>> start INPUT MATERIAL

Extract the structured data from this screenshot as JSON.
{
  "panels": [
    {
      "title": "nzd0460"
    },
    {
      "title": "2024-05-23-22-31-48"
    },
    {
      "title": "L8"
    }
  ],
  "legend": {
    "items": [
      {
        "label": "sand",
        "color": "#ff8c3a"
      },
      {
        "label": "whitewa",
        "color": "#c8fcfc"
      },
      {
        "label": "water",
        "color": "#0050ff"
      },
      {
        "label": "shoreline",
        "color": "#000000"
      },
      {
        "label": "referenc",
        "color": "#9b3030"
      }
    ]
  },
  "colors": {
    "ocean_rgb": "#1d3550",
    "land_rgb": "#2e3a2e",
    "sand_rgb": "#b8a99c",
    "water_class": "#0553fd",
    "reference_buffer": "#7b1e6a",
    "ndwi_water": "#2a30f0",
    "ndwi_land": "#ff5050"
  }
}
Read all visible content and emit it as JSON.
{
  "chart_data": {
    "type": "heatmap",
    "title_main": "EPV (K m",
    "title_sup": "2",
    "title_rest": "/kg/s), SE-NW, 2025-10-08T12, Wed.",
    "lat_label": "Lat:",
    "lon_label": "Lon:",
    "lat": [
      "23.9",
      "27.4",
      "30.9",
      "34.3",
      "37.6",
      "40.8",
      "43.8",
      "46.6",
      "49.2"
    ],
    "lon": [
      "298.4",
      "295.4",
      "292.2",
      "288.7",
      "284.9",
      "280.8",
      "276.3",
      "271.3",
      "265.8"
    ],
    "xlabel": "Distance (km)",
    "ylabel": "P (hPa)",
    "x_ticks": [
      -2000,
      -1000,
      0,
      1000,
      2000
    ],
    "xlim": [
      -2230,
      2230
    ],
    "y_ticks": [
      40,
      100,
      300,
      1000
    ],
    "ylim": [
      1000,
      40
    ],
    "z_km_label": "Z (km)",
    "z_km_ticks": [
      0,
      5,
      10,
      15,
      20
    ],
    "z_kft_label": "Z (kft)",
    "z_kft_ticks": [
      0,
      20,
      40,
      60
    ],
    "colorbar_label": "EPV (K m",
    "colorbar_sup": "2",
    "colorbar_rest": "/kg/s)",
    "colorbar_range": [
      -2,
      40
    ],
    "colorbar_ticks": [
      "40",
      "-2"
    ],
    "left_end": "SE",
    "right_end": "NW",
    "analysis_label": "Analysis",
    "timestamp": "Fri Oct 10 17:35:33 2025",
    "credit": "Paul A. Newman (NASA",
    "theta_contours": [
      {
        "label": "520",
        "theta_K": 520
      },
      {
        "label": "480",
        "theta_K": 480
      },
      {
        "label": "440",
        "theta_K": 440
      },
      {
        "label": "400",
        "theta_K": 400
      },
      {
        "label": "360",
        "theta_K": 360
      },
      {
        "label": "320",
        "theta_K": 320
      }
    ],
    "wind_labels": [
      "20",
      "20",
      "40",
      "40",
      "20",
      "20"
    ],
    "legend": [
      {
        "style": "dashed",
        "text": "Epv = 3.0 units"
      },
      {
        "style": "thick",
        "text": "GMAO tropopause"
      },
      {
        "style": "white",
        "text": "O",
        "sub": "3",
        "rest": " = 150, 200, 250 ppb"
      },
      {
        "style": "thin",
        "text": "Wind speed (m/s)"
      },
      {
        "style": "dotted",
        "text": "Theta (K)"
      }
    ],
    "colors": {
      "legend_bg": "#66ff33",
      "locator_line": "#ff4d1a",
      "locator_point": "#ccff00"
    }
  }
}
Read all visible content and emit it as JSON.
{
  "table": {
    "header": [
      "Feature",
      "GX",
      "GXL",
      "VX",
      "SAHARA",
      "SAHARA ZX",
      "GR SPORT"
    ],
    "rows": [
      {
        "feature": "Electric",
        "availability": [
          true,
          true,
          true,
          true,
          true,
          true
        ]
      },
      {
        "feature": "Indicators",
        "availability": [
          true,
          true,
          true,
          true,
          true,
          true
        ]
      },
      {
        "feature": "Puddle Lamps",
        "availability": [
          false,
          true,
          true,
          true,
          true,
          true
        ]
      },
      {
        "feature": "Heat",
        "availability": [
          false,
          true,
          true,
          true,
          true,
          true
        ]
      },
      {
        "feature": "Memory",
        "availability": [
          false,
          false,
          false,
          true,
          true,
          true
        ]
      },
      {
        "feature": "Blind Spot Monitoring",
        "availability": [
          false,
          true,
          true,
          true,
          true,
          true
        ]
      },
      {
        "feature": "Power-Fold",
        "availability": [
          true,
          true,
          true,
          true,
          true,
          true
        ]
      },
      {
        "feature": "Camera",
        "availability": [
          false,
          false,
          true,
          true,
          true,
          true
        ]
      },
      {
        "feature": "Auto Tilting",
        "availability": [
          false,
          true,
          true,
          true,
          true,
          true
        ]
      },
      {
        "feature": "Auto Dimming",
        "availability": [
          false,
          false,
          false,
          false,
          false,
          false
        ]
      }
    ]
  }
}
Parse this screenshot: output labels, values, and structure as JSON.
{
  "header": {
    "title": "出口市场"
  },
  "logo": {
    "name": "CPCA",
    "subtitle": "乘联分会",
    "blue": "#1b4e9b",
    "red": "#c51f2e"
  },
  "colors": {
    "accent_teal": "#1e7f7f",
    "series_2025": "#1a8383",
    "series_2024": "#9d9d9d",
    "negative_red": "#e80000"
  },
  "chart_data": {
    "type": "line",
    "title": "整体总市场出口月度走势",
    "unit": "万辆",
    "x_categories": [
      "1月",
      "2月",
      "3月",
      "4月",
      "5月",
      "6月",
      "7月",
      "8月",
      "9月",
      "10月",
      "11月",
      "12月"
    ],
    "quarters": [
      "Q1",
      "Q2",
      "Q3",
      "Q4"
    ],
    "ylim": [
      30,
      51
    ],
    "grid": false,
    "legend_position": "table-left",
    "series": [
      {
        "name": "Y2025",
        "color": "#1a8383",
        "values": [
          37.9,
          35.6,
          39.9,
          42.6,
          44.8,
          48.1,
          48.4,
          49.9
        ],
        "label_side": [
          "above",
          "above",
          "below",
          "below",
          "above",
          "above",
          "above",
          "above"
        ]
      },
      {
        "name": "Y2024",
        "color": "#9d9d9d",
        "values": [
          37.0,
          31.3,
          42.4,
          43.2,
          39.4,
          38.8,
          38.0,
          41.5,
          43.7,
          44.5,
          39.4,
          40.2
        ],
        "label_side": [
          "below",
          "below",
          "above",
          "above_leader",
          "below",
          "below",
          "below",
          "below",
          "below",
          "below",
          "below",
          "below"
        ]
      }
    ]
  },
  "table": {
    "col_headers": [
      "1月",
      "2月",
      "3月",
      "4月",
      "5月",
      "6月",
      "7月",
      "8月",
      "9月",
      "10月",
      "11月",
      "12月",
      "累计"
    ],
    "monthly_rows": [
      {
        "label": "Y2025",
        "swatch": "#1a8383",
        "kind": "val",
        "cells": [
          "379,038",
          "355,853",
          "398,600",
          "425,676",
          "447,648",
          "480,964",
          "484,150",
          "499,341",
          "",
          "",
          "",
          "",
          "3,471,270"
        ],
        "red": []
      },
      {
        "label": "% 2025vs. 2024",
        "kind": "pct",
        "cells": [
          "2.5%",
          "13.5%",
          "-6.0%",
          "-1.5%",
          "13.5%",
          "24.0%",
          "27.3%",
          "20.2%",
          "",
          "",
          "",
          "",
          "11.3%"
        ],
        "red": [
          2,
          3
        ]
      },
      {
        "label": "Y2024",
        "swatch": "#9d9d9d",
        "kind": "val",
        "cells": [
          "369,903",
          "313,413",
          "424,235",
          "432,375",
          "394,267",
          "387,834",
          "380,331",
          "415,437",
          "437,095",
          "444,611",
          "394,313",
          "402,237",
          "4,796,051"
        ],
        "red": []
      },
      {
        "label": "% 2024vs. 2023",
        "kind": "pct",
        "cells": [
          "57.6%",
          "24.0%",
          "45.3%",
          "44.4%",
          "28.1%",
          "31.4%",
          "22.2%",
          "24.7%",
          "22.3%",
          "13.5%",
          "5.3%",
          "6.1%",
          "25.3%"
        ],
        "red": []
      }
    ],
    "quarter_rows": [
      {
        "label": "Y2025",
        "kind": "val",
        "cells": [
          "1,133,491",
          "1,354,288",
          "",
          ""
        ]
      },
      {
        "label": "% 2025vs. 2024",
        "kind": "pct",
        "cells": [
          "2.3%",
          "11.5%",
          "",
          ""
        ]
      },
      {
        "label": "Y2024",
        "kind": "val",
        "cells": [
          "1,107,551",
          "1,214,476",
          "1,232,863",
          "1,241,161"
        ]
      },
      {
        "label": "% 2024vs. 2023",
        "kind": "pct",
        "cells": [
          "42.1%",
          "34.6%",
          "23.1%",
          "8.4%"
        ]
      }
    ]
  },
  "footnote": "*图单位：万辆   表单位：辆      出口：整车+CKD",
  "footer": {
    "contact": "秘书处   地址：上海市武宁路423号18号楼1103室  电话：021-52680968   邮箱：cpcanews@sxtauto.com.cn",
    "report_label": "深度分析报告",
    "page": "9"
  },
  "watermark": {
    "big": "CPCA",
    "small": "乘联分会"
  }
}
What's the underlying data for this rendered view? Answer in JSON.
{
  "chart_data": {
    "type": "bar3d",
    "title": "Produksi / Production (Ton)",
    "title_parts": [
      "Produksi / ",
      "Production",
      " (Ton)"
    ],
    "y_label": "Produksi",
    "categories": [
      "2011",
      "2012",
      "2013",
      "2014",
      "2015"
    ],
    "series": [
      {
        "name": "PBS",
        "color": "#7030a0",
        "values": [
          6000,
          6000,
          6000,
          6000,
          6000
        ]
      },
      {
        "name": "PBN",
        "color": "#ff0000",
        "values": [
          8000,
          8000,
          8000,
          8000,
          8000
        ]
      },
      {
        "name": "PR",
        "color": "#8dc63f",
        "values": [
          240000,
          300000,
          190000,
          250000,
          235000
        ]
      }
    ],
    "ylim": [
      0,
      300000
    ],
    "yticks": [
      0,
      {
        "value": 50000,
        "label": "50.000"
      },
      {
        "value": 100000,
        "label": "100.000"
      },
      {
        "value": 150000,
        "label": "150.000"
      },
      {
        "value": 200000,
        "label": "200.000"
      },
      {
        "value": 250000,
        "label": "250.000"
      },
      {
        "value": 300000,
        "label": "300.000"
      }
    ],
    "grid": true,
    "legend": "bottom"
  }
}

>> end INPUT MATERIAL

▶ _DESCRIPTION OF THE TASK_: Find the word "Produksi" in the data and show each line that holds it.

▶ _EXERCISE ANSWER_:
    "title": "Produksi / Production (Ton)",
      "Produksi / ",
    "y_label": "Produksi",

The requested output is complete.